[Challenge] Pull every line containing "name" out of the material below.

____ Dataset entries

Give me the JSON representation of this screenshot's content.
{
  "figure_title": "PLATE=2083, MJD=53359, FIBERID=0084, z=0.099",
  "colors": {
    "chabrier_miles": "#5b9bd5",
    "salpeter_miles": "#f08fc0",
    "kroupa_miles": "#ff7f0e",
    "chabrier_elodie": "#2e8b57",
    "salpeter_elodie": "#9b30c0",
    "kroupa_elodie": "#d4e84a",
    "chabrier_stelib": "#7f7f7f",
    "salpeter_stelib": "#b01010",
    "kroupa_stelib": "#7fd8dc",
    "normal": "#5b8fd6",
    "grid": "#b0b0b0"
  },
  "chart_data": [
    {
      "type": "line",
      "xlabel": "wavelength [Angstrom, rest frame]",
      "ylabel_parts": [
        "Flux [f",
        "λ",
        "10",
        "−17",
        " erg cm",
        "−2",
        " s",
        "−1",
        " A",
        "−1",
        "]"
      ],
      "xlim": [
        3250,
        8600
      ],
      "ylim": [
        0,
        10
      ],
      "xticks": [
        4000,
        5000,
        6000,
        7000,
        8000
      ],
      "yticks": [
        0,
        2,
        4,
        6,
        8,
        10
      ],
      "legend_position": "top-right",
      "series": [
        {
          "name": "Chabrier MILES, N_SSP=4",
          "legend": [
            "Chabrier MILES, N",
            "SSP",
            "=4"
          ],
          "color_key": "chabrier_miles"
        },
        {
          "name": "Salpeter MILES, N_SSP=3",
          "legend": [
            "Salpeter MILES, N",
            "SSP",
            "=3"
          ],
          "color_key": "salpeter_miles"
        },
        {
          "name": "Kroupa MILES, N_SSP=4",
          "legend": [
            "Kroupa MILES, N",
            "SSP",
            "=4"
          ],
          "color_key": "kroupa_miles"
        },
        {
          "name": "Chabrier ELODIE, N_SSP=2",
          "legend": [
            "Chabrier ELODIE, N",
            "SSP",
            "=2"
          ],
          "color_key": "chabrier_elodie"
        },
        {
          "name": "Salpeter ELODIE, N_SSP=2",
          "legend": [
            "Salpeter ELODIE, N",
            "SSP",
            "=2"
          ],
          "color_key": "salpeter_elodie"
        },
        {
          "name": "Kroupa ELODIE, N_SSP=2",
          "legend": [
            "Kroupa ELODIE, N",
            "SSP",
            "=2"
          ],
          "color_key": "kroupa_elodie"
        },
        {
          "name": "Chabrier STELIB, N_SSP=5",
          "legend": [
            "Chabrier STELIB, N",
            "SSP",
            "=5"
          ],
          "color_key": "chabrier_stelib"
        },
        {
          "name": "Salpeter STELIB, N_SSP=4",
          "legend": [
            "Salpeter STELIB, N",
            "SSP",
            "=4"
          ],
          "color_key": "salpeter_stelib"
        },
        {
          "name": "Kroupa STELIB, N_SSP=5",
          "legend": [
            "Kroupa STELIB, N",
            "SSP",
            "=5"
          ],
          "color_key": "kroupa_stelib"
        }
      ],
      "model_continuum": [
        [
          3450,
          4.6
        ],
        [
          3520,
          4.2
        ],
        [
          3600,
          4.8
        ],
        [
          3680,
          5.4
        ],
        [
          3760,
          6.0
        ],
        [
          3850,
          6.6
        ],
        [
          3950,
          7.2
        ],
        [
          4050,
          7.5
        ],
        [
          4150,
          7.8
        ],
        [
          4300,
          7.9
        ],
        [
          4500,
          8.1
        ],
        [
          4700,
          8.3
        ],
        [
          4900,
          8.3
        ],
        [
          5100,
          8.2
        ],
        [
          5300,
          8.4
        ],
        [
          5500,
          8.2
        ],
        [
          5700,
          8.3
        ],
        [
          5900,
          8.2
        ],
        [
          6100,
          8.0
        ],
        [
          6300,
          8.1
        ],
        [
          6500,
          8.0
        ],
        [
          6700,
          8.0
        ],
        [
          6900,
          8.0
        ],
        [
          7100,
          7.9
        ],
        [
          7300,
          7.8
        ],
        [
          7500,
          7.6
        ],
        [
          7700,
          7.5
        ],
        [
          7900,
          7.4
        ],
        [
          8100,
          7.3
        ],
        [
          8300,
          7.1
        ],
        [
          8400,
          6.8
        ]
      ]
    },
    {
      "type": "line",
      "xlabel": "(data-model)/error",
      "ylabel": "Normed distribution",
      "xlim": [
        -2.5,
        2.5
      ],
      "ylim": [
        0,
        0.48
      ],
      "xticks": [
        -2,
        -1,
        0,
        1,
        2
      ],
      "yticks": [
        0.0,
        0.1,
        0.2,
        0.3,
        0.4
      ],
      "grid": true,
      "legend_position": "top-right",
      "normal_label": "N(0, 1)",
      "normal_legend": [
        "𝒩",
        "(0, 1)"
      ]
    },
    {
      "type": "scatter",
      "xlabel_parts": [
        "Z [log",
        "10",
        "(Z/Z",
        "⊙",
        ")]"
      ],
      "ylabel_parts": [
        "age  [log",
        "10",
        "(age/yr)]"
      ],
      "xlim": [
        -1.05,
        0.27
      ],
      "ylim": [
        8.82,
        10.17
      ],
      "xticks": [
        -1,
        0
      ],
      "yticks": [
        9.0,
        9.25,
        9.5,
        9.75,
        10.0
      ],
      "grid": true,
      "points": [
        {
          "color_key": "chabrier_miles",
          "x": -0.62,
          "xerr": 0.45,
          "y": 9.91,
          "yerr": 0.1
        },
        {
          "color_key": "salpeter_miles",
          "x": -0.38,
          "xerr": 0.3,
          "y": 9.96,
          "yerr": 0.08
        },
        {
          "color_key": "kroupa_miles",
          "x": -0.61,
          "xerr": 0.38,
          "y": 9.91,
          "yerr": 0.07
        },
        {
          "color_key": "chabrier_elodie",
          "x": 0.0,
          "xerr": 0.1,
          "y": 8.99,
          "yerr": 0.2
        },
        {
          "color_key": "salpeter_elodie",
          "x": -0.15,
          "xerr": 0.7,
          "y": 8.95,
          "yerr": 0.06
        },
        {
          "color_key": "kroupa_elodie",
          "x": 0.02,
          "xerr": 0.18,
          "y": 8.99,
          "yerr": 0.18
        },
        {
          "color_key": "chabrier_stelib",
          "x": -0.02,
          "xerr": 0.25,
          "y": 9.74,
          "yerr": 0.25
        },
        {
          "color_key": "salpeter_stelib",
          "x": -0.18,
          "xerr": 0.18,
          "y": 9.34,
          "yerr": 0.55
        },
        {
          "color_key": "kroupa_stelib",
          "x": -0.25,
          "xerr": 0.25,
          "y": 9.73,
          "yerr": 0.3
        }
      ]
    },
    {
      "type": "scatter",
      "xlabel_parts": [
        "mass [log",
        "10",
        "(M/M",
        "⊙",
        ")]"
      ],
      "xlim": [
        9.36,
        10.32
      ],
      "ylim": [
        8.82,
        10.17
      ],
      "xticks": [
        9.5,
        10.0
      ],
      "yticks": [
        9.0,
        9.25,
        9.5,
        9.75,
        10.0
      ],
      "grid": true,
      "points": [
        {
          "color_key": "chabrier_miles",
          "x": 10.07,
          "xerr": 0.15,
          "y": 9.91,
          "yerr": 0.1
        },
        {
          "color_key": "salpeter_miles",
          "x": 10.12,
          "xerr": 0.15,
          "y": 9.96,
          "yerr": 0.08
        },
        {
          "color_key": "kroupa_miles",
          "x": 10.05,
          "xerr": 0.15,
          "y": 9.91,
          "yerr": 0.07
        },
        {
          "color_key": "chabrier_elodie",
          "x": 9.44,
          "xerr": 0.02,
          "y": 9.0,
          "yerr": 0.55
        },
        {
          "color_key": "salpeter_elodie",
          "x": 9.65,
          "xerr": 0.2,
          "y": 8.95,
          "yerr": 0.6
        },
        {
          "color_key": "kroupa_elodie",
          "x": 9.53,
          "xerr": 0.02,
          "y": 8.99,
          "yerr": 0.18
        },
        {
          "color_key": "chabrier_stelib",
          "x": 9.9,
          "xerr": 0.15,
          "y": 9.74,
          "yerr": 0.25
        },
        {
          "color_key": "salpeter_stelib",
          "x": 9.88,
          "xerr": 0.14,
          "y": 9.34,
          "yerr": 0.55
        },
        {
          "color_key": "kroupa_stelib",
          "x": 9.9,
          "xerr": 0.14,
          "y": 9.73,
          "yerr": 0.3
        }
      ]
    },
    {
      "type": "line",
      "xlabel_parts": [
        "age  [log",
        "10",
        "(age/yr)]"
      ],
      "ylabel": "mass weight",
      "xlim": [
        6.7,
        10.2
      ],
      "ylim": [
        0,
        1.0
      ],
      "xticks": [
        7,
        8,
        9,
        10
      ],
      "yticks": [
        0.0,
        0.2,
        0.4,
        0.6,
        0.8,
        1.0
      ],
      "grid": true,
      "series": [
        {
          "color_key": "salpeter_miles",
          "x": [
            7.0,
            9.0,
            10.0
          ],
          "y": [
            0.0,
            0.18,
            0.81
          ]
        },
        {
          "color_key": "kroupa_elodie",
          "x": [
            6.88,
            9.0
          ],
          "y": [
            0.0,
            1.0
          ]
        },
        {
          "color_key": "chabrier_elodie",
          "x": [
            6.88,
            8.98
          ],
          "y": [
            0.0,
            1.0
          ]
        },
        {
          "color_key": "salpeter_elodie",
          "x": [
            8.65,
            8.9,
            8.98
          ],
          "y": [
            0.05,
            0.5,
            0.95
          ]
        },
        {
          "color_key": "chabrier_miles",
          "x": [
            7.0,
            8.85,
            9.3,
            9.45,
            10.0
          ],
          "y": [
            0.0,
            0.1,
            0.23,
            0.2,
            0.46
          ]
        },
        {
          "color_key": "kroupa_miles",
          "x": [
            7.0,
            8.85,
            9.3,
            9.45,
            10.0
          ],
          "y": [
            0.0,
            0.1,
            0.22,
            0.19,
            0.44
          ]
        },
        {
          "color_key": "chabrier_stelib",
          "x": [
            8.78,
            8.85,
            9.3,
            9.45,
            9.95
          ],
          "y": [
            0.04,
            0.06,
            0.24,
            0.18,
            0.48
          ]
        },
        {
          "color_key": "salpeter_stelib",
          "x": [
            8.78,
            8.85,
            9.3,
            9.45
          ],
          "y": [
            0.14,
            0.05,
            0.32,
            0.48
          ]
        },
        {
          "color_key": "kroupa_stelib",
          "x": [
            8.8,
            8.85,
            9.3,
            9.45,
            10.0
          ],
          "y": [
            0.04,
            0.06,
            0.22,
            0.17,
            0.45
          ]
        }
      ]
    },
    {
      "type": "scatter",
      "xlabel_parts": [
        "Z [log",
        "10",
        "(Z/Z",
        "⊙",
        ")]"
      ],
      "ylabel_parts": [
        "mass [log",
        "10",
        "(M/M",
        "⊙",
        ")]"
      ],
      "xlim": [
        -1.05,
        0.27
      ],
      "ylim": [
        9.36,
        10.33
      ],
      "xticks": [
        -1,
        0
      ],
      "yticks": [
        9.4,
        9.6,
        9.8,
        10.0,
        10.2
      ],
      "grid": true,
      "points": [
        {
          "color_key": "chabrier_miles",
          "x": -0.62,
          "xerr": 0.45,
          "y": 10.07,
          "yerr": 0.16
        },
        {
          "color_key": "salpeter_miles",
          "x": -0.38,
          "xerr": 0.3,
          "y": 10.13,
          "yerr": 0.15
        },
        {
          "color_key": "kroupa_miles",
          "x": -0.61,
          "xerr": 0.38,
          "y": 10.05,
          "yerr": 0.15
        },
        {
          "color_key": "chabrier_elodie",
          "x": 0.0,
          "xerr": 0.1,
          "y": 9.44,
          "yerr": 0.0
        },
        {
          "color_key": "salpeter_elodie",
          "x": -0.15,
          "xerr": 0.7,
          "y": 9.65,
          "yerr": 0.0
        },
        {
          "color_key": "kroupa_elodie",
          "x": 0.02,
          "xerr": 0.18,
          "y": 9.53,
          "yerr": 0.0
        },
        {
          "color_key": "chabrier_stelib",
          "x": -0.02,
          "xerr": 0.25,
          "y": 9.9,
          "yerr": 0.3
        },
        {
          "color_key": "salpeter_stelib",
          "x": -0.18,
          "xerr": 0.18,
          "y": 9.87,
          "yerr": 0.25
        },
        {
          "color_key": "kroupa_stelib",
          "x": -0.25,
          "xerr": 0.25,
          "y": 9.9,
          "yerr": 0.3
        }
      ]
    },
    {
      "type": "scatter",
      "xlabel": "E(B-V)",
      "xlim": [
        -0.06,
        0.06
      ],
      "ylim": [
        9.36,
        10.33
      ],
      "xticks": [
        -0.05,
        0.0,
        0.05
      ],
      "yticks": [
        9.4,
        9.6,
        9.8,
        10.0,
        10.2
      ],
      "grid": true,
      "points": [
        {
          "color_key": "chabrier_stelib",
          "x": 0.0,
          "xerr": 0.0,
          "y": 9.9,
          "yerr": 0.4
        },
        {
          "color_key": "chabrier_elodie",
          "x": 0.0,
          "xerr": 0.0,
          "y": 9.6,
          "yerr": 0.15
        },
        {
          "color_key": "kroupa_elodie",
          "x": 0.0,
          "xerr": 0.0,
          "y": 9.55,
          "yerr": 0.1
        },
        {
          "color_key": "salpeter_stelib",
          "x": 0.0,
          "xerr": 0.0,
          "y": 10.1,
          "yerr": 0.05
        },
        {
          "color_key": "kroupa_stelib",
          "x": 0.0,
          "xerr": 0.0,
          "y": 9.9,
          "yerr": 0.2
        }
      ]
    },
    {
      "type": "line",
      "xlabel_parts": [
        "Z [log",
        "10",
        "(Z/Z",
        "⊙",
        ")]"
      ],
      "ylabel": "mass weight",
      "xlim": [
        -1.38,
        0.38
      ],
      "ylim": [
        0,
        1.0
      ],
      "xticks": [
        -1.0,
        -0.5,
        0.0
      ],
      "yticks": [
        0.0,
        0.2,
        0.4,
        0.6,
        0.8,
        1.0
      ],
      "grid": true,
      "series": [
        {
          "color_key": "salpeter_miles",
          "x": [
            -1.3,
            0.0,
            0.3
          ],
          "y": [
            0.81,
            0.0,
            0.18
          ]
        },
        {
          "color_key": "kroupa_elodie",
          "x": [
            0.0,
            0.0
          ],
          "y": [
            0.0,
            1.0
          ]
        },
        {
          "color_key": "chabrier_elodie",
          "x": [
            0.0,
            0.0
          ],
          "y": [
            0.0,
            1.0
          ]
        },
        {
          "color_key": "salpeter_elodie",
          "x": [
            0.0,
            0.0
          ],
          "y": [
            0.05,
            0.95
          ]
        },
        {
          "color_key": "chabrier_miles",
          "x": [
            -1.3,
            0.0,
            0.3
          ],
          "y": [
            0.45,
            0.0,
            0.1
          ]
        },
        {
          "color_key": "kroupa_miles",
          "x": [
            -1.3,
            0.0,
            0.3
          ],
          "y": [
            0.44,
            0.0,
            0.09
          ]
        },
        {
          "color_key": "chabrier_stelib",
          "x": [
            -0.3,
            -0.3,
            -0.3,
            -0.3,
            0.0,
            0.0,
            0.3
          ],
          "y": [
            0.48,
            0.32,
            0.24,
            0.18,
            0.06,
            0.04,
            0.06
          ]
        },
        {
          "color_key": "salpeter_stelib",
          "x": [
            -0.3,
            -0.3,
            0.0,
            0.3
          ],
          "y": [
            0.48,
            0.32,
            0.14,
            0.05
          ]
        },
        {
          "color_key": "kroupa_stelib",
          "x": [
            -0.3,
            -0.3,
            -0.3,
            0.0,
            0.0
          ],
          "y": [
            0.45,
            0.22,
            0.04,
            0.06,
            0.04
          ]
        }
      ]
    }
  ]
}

________

[Finished answer]
          "name": "Chabrier MILES, N_SSP=4",
          "name": "Salpeter MILES, N_SSP=3",
          "name": "Kroupa MILES, N_SSP=4",
          "name": "Chabrier ELODIE, N_SSP=2",
          "name": "Salpeter ELODIE, N_SSP=2",
          "name": "Kroupa ELODIE, N_SSP=2",
          "name": "Chabrier STELIB, N_SSP=5",
          "name": "Salpeter STELIB, N_SSP=4",
          "name": "Kroupa STELIB, N_SSP=5",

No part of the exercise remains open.